* SUPPLIED DATA:
○ ○ ○ ○

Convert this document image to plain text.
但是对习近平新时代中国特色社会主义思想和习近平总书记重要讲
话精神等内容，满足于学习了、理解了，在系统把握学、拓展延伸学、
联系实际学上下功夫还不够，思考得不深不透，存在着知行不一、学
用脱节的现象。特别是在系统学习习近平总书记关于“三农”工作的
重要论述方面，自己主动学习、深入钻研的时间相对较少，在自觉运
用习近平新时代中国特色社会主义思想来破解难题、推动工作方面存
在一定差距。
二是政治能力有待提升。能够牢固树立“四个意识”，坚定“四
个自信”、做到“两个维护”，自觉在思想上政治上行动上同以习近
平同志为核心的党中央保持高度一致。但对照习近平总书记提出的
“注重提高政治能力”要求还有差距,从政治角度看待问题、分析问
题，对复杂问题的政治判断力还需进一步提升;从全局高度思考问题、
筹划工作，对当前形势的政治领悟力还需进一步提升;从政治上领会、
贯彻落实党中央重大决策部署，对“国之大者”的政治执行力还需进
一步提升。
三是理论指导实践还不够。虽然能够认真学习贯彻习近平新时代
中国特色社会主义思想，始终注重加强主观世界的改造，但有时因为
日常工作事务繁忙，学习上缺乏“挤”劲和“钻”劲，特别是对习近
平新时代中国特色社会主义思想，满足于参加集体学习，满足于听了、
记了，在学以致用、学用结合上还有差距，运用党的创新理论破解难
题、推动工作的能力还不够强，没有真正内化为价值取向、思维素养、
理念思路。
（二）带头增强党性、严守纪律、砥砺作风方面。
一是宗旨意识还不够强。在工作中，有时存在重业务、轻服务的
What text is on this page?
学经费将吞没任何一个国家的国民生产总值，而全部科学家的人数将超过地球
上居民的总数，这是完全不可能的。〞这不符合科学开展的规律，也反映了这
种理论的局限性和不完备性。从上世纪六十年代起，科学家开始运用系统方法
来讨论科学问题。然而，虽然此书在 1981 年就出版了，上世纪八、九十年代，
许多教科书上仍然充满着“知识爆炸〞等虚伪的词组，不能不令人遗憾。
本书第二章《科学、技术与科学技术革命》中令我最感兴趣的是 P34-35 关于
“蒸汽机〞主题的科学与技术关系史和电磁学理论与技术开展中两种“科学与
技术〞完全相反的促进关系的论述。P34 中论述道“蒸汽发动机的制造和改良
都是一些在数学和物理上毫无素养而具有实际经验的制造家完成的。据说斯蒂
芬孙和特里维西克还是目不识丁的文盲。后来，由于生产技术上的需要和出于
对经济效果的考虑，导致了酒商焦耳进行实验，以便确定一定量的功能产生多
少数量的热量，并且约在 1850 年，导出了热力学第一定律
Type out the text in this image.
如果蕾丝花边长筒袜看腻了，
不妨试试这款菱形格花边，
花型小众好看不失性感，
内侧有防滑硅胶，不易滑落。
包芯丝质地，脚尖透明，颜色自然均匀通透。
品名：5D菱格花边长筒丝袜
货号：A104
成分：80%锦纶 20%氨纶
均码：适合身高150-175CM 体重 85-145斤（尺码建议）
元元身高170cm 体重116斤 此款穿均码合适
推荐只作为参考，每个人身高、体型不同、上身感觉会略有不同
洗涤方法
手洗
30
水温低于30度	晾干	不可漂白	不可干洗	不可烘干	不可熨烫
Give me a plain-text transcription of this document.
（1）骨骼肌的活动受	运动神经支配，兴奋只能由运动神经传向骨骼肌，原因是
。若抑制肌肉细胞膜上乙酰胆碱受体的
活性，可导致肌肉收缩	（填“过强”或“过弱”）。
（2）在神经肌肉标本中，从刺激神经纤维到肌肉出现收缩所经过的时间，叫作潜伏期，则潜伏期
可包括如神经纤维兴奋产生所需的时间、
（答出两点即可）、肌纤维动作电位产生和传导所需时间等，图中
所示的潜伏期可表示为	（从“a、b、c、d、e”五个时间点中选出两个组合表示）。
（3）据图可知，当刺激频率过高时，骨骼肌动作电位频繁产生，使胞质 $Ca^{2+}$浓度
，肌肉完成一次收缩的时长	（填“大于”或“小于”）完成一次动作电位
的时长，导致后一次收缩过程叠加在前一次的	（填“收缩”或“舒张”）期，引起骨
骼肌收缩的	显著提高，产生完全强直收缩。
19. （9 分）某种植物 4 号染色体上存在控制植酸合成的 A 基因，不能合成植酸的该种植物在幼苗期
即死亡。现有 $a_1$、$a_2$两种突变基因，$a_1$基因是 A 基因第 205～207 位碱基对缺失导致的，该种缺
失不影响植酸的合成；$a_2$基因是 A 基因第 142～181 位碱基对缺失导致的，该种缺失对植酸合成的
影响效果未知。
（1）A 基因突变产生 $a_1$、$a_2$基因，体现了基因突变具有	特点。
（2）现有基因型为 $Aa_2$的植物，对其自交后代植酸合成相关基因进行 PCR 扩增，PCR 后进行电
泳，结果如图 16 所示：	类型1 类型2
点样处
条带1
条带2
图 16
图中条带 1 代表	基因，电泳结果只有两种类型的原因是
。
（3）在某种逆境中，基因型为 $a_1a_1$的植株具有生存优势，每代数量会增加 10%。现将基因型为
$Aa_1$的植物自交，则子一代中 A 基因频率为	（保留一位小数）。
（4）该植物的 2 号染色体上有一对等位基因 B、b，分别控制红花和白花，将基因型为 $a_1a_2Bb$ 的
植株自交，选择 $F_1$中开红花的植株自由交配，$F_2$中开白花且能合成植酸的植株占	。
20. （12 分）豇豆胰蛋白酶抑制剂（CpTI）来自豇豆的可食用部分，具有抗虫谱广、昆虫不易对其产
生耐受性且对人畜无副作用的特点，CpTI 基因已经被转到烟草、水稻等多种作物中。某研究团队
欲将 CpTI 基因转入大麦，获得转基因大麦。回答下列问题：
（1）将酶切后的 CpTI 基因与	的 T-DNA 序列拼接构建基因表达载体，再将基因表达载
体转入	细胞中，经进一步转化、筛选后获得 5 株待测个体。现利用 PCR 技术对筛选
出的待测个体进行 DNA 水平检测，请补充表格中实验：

○ ○ ○ ○

* TASK PROMPT: The lines to collect are those holding the string "plain"; copy them all.

* PROBLEM SOLUTION:
Convert this document image to plain text.
Give me a plain-text transcription of this document.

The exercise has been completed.